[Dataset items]
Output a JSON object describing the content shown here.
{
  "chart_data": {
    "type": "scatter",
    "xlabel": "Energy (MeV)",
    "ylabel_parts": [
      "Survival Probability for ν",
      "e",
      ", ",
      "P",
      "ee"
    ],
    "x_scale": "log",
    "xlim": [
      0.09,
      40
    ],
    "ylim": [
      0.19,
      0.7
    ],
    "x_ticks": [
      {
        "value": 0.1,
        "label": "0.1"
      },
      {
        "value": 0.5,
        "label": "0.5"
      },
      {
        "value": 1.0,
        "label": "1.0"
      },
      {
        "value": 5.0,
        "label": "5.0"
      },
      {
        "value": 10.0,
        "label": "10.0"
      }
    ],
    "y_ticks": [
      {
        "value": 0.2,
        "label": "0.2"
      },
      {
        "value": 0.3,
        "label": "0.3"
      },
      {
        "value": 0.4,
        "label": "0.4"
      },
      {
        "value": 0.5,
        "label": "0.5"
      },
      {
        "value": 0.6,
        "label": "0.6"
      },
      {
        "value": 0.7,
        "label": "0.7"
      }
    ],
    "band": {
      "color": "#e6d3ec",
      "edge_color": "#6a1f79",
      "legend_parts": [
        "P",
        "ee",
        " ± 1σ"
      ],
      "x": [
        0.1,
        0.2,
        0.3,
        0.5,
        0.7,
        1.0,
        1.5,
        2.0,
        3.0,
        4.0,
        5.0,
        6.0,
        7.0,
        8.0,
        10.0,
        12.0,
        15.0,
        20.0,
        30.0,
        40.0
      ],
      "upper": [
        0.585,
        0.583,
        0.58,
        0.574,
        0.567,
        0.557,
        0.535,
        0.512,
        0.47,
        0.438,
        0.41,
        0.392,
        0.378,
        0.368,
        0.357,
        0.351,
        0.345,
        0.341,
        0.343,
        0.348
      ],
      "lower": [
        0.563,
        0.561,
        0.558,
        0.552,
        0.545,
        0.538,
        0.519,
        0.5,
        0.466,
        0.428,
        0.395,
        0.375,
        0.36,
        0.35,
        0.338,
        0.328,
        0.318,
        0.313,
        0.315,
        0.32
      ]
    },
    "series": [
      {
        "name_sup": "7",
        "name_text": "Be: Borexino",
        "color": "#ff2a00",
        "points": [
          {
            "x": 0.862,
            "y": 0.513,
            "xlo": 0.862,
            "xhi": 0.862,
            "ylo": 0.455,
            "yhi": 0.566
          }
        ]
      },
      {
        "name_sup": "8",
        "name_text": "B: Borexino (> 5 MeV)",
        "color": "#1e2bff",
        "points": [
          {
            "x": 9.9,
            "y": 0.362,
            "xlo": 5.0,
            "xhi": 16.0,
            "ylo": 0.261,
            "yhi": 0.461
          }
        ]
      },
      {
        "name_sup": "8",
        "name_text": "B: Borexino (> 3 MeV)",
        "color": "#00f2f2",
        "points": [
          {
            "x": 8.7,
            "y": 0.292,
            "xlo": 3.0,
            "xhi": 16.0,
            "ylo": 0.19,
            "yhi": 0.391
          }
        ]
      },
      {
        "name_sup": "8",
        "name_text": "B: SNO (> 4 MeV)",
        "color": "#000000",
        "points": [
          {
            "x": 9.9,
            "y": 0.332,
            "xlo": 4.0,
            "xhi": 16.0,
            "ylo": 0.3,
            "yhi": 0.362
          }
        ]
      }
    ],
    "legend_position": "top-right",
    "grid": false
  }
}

[REQUEST] Collect each line above holding the string "value".

[FULL OUTPUT]
        "value": 0.1,
        "value": 0.5,
        "value": 1.0,
        "value": 5.0,
        "value": 10.0,
        "value": 0.2,
        "value": 0.3,
        "value": 0.4,
        "value": 0.5,
        "value": 0.6,
        "value": 0.7,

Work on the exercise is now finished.